# taz.de -- Prekäre Arbeit in der Wissenschaft: Soziologen sollen sozial sein
       
       > Auf dem Soziologentag wird auch der unsichere Status des
       > wissenschaftlichen Nachwuchses thematisiert. Dafür sorgt eine Berliner
       > Initiative.
       
 (IMG) Bild: Sieht niedlich aus und meckert nicht: ein Roboter unterstützt die Dozenten an der Uni Kassel bei der Ausbildung von Studenten.
       
       Unter den zahlreichen Gelehrten, die sich derzeit in Trier zum
       Soziologentag treffen ist auch ein Grüppchen aus Berlin, das den Kongress
       um ein wenig Alltagssoziologie anreichern will. „Wir wollen da ordentlich
       Stimmung machen“, sagt Peter Ullrich, Protest- und Bewegungsforscher an der
       Technischen Universität Berlin.
       
       Die von Ullrich mitgegründete Initiative „Für gute Arbeit in der
       Wissenschaft“ will die versammelten Professoren auf die prekäre Situation
       der Nachwuchssoziologen aufmerksam machen und hat einen offenen Brief
       verfasst, welchen sie dem Vorstand der Deutschen Gesellschaft für
       Soziologie am Mittwoch übergibt.

● **Aufgabe 1**: Welche Städte werden im Artikel über prekäre Arbeit in der Wissenschaft genannt? Führen Sie alle auf.
● **Aufgabe 2**: Wem übergibt die Initiative laut dem Artikel über prekäre Arbeit in der Wissenschaft ihren offenen Brief?

Listen mit Boxkoordinaten
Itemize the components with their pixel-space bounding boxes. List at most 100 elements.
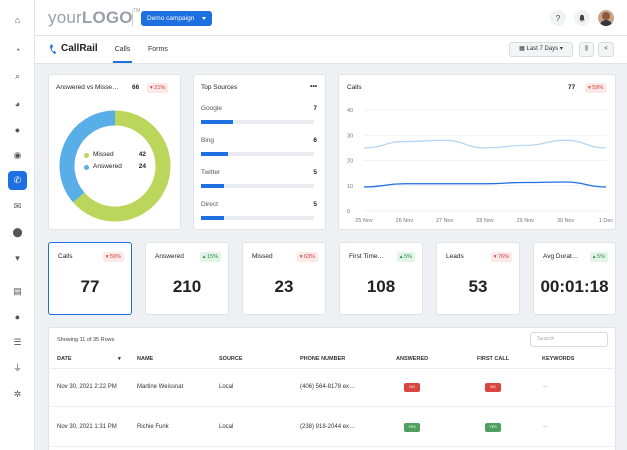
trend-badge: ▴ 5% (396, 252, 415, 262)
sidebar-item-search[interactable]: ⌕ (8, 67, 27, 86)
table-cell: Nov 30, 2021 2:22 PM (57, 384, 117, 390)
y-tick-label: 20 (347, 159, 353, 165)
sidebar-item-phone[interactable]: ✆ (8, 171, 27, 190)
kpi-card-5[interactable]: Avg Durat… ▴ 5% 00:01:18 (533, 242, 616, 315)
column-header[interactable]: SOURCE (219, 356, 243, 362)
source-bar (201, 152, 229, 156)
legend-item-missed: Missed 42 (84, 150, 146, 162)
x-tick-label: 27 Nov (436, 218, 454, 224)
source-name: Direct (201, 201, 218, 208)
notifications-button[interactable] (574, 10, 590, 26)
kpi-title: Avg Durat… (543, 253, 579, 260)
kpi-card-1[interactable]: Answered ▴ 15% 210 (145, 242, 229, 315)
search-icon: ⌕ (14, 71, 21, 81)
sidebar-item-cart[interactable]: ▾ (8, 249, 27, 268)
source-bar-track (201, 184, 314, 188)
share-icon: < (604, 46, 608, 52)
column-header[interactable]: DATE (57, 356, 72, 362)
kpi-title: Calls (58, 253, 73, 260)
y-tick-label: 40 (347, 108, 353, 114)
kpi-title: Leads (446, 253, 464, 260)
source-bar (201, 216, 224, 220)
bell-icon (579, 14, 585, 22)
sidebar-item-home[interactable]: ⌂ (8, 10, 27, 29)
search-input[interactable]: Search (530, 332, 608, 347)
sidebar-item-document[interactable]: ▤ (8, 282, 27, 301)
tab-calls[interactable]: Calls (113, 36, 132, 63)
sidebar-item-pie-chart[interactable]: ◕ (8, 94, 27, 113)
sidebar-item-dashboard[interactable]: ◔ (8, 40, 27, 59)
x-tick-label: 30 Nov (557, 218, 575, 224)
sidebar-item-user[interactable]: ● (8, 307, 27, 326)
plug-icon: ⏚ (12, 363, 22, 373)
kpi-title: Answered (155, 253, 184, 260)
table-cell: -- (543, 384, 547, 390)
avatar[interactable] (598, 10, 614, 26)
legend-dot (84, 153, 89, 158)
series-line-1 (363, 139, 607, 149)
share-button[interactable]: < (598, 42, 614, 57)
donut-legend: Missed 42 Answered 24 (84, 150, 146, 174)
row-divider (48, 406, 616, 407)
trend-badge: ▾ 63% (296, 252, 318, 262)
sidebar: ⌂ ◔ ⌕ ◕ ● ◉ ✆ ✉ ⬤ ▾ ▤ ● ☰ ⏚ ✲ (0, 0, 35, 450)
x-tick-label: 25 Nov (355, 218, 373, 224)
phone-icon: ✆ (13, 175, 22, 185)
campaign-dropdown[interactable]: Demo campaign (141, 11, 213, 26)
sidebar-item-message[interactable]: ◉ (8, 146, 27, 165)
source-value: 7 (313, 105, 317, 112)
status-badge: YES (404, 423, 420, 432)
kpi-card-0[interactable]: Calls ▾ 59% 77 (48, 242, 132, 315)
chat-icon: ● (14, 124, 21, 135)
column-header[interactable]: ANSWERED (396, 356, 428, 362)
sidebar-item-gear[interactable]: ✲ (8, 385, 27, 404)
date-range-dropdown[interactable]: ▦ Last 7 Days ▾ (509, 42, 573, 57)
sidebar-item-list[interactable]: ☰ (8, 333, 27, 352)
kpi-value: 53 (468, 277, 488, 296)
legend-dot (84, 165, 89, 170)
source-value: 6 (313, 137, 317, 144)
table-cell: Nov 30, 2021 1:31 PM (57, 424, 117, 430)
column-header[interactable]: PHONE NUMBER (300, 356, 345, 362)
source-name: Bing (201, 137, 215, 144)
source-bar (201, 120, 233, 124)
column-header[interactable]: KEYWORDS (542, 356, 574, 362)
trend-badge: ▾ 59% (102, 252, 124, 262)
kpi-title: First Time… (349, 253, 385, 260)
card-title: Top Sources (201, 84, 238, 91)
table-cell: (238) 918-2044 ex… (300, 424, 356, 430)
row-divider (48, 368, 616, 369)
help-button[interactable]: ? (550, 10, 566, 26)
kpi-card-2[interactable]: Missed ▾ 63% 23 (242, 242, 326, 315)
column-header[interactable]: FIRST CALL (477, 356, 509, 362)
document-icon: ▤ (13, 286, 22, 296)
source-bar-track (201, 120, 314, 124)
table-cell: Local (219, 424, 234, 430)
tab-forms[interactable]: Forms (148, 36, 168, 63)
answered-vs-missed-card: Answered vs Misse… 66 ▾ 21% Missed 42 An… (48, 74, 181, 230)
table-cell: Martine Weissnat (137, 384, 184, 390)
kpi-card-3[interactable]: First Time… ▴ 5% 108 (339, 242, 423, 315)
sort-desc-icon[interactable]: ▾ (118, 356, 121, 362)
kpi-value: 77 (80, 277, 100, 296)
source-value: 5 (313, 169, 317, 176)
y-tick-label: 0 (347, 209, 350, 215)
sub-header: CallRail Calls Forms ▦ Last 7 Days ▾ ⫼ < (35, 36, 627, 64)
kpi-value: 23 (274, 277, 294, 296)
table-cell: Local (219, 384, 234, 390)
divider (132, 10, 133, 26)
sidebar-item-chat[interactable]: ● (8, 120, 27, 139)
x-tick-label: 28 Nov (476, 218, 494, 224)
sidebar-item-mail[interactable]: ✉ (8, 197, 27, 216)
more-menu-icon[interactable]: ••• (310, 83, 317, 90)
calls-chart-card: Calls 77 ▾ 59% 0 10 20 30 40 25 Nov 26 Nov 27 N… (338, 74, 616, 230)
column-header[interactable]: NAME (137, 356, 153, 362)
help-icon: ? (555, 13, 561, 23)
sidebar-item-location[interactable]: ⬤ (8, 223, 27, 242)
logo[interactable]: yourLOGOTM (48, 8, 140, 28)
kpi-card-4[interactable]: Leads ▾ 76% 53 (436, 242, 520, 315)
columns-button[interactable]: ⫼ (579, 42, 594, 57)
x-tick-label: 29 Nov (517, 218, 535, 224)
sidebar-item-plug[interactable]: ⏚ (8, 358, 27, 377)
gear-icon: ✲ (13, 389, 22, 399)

---

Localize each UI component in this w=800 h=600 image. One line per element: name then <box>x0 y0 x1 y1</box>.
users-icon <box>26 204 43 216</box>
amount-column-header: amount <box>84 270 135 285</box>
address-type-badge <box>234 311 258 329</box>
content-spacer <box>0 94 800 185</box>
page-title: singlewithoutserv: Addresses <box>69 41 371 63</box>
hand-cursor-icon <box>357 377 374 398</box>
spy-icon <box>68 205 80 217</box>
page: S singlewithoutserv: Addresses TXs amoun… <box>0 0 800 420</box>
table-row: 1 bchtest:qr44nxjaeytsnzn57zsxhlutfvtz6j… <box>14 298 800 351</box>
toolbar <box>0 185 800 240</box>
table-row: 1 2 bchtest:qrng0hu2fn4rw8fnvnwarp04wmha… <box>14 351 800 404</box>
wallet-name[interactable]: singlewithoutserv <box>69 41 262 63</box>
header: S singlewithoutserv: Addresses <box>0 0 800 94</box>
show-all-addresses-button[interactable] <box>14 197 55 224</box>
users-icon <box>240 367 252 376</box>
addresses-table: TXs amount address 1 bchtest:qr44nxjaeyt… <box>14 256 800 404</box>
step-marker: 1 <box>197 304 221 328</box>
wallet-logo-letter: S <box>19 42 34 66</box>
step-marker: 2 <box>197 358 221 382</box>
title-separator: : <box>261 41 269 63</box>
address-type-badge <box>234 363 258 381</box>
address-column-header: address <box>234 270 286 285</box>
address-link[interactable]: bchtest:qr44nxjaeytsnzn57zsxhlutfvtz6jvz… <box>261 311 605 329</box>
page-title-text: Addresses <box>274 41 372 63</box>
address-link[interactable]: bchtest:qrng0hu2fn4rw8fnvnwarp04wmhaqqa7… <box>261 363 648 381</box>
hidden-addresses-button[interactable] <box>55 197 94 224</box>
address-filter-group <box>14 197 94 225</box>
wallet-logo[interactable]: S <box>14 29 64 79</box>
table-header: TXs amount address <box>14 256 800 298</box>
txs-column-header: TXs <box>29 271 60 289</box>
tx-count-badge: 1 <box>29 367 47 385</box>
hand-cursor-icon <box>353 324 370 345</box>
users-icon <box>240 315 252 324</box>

* * *

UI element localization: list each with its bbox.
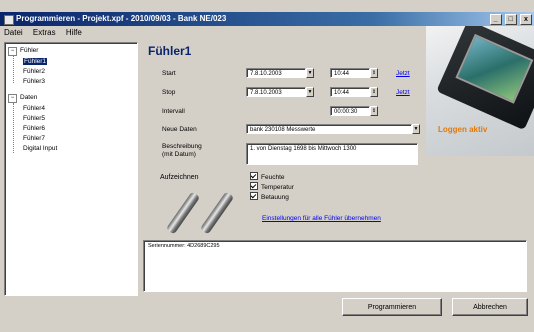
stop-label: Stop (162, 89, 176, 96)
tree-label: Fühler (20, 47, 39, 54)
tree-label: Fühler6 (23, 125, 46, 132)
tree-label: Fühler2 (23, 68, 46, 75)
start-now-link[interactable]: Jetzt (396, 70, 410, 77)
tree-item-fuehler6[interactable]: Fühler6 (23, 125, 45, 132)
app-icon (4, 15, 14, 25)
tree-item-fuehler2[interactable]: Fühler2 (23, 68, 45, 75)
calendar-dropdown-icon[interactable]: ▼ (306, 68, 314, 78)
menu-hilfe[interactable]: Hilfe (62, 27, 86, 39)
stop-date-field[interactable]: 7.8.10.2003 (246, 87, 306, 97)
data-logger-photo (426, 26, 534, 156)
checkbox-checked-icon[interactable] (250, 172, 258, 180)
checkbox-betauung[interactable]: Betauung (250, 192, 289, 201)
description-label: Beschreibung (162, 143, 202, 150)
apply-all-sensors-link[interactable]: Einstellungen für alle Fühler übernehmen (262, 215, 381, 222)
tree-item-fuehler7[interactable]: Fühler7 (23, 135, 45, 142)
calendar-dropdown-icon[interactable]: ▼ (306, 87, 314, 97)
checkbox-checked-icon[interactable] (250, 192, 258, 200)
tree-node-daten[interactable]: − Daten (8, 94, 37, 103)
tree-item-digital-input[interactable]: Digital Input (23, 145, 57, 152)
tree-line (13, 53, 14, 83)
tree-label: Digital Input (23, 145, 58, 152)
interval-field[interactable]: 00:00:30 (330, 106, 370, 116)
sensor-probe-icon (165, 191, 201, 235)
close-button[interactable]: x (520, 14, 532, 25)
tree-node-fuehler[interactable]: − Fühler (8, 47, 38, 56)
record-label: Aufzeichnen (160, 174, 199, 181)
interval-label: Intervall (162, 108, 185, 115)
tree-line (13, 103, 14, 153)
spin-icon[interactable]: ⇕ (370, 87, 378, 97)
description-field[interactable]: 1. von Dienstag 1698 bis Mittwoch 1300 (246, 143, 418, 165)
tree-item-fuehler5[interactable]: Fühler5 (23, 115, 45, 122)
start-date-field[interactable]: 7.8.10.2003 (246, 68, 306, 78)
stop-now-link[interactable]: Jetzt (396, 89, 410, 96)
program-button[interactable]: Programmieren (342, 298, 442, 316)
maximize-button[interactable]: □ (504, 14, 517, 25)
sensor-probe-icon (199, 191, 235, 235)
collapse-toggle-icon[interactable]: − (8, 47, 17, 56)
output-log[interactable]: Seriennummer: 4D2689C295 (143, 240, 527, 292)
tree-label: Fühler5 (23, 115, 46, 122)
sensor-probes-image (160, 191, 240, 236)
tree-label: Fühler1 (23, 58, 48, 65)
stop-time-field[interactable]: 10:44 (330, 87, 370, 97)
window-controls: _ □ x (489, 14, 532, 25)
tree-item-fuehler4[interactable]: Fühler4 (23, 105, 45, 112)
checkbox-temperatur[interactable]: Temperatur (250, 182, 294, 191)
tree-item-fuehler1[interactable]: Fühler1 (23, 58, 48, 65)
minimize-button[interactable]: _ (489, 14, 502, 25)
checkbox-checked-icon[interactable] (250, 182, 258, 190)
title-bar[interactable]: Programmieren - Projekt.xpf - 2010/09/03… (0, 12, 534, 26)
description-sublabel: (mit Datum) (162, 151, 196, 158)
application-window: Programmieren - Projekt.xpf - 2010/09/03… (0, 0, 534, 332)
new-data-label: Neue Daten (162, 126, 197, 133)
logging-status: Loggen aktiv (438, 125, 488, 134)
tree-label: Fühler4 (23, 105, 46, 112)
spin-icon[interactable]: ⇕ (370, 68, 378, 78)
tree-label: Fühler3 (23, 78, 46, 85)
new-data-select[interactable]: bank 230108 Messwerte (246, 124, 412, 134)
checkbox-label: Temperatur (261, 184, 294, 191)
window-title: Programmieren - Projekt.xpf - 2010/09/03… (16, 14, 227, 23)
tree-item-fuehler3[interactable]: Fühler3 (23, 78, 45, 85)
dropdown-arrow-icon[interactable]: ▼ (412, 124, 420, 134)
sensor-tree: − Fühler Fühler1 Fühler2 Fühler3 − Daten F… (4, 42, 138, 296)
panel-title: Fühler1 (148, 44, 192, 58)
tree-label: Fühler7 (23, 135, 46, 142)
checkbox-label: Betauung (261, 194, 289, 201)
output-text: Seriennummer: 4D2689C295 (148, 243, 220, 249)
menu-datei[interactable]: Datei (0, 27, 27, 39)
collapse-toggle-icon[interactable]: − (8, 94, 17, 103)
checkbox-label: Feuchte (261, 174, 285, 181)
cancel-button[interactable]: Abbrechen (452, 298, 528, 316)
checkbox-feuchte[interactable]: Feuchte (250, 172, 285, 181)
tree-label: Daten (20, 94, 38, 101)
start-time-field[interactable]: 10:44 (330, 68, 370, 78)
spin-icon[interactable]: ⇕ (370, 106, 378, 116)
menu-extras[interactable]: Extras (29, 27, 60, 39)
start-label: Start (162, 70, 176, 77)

● **Lösung 1**: Trier, Berlin, Kassel

● **Lösung 2**: Dem Vorstand der Deutschen Gesellschaft für Soziologie.